(Exercise goal): Reproduce each line of the material precisely.

(Given entries):
____________________

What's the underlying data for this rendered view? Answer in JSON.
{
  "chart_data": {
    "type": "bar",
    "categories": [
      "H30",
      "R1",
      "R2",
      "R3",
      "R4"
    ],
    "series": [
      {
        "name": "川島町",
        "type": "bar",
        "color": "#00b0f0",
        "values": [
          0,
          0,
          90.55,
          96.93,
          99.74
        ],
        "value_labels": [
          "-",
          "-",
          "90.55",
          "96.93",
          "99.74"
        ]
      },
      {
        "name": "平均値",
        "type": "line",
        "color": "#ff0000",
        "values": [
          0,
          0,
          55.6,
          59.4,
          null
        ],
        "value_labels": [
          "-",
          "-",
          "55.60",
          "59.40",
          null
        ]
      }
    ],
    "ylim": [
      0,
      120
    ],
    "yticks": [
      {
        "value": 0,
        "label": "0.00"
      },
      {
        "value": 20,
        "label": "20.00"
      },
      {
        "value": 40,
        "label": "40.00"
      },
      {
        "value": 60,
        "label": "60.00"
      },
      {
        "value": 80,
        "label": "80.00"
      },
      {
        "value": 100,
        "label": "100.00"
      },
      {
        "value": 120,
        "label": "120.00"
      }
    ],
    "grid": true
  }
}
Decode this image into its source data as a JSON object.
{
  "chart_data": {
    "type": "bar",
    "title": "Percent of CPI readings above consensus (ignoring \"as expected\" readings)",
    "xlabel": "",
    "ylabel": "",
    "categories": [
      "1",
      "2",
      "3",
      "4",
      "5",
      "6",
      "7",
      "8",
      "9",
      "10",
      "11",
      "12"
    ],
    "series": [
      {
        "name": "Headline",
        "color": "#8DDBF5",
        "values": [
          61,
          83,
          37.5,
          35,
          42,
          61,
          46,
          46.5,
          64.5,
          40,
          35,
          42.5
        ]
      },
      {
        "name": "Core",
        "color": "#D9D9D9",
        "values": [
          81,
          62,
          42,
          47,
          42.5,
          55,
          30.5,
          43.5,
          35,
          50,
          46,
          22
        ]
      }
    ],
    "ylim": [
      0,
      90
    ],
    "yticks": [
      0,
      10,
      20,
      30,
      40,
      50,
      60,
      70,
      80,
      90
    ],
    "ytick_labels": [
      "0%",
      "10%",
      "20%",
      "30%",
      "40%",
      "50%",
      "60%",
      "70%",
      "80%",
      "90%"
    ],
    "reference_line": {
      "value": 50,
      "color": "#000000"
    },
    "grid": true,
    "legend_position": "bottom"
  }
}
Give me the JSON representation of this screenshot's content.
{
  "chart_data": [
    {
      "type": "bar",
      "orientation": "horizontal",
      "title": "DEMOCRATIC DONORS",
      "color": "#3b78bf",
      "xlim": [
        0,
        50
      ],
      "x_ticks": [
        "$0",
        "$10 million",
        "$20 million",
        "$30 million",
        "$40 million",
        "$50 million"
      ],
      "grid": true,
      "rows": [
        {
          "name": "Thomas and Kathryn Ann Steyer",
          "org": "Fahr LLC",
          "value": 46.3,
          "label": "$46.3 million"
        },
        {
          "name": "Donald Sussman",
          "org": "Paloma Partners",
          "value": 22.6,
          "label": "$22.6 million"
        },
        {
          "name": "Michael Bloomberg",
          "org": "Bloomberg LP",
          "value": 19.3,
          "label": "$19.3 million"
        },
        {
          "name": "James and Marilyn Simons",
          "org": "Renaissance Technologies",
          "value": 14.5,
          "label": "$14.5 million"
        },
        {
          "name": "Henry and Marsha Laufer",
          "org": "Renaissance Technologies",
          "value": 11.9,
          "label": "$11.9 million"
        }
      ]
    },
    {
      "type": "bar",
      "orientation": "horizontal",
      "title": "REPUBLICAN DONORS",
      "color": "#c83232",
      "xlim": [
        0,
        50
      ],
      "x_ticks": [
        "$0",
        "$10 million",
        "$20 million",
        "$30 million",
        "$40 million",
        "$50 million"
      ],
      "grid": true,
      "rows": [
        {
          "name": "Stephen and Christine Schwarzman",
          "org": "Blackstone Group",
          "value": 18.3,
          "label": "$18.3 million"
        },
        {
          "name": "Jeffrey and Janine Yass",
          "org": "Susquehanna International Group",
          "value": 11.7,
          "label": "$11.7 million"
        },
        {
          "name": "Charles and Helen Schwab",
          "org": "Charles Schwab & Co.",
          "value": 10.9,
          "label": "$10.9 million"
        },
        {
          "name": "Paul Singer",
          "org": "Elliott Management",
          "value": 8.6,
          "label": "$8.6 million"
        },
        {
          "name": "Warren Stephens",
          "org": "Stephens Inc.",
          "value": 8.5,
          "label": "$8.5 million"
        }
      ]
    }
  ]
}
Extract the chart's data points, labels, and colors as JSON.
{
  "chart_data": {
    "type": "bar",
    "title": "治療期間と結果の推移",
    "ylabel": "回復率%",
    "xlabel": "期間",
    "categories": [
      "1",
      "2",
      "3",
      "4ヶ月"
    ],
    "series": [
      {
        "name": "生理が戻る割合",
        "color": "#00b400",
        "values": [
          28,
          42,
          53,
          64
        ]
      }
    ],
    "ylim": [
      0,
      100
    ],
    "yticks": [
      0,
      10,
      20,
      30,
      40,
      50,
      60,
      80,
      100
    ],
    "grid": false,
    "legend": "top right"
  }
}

____________________

(Expected answer):
What's the underlying data for this rendered view? Answer in JSON.
{
  "chart_data": {
    "type": "bar",
    "categories": [
      "H30",
      "R1",
      "R2",
      "R3",
      "R4"
    ],
    "series": [
      {
        "name": "川島町",
        "type": "bar",
        "color": "#00b0f0",
        "values": [
          0,
          0,
          90.55,
          96.93,
          99.74
        ],
        "value_labels": [
          "-",
          "-",
          "90.55",
          "96.93",
          "99.74"
        ]
      },
      {
        "name": "平均値",
        "type": "line",
        "color": "#ff0000",
        "values": [
          0,
          0,
          55.6,
          59.4,
          null
        ],
        "value_labels": [
          "-",
          "-",
          "55.60",
          "59.40",
          null
        ]
      }
    ],
    "ylim": [
      0,
      120
    ],
    "yticks": [
      {
        "value": 0,
        "label": "0.00"
      },
      {
        "value": 20,
        "label": "20.00"
      },
      {
        "value": 40,
        "label": "40.00"
      },
      {
        "value": 60,
        "label": "60.00"
      },
      {
        "value": 80,
        "label": "80.00"
      },
      {
        "value": 100,
        "label": "100.00"
      },
      {
        "value": 120,
        "label": "120.00"
      }
    ],
    "grid": true
  }
}
Decode this image into its source data as a JSON object.
{
  "chart_data": {
    "type": "bar",
    "title": "Percent of CPI readings above consensus (ignoring \"as expected\" readings)",
    "xlabel": "",
    "ylabel": "",
    "categories": [
      "1",
      "2",
      "3",
      "4",
      "5",
      "6",
      "7",
      "8",
      "9",
      "10",
      "11",
      "12"
    ],
    "series": [
      {
        "name": "Headline",
        "color": "#8DDBF5",
        "values": [
          61,
          83,
          37.5,
          35,
          42,
          61,
          46,
          46.5,
          64.5,
          40,
          35,
          42.5
        ]
      },
      {
        "name": "Core",
        "color": "#D9D9D9",
        "values": [
          81,
          62,
          42,
          47,
          42.5,
          55,
          30.5,
          43.5,
          35,
          50,
          46,
          22
        ]
      }
    ],
    "ylim": [
      0,
      90
    ],
    "yticks": [
      0,
      10,
      20,
      30,
      40,
      50,
      60,
      70,
      80,
      90
    ],
    "ytick_labels": [
      "0%",
      "10%",
      "20%",
      "30%",
      "40%",
      "50%",
      "60%",
      "70%",
      "80%",
      "90%"
    ],
    "reference_line": {
      "value": 50,
      "color": "#000000"
    },
    "grid": true,
    "legend_position": "bottom"
  }
}
Give me the JSON representation of this screenshot's content.
{
  "chart_data": [
    {
      "type": "bar",
      "orientation": "horizontal",
      "title": "DEMOCRATIC DONORS",
      "color": "#3b78bf",
      "xlim": [
        0,
        50
      ],
      "x_ticks": [
        "$0",
        "$10 million",
        "$20 million",
        "$30 million",
        "$40 million",
        "$50 million"
      ],
      "grid": true,
      "rows": [
        {
          "name": "Thomas and Kathryn Ann Steyer",
          "org": "Fahr LLC",
          "value": 46.3,
          "label": "$46.3 million"
        },
        {
          "name": "Donald Sussman",
          "org": "Paloma Partners",
          "value": 22.6,
          "label": "$22.6 million"
        },
        {
          "name": "Michael Bloomberg",
          "org": "Bloomberg LP",
          "value": 19.3,
          "label": "$19.3 million"
        },
        {
          "name": "James and Marilyn Simons",
          "org": "Renaissance Technologies",
          "value": 14.5,
          "label": "$14.5 million"
        },
        {
          "name": "Henry and Marsha Laufer",
          "org": "Renaissance Technologies",
          "value": 11.9,
          "label": "$11.9 million"
        }
      ]
    },
    {
      "type": "bar",
      "orientation": "horizontal",
      "title": "REPUBLICAN DONORS",
      "color": "#c83232",
      "xlim": [
        0,
        50
      ],
      "x_ticks": [
        "$0",
        "$10 million",
        "$20 million",
        "$30 million",
        "$40 million",
        "$50 million"
      ],
      "grid": true,
      "rows": [
        {
          "name": "Stephen and Christine Schwarzman",
          "org": "Blackstone Group",
          "value": 18.3,
          "label": "$18.3 million"
        },
        {
          "name": "Jeffrey and Janine Yass",
          "org": "Susquehanna International Group",
          "value": 11.7,
          "label": "$11.7 million"
        },
        {
          "name": "Charles and Helen Schwab",
          "org": "Charles Schwab & Co.",
          "value": 10.9,
          "label": "$10.9 million"
        },
        {
          "name": "Paul Singer",
          "org": "Elliott Management",
          "value": 8.6,
          "label": "$8.6 million"
        },
        {
          "name": "Warren Stephens",
          "org": "Stephens Inc.",
          "value": 8.5,
          "label": "$8.5 million"
        }
      ]
    }
  ]
}
Extract the chart's data points, labels, and colors as JSON.
{
  "chart_data": {
    "type": "bar",
    "title": "治療期間と結果の推移",
    "ylabel": "回復率%",
    "xlabel": "期間",
    "categories": [
      "1",
      "2",
      "3",
      "4ヶ月"
    ],
    "series": [
      {
        "name": "生理が戻る割合",
        "color": "#00b400",
        "values": [
          28,
          42,
          53,
          64
        ]
      }
    ],
    "ylim": [
      0,
      100
    ],
    "yticks": [
      0,
      10,
      20,
      30,
      40,
      50,
      60,
      80,
      100
    ],
    "grid": false,
    "legend": "top right"
  }
}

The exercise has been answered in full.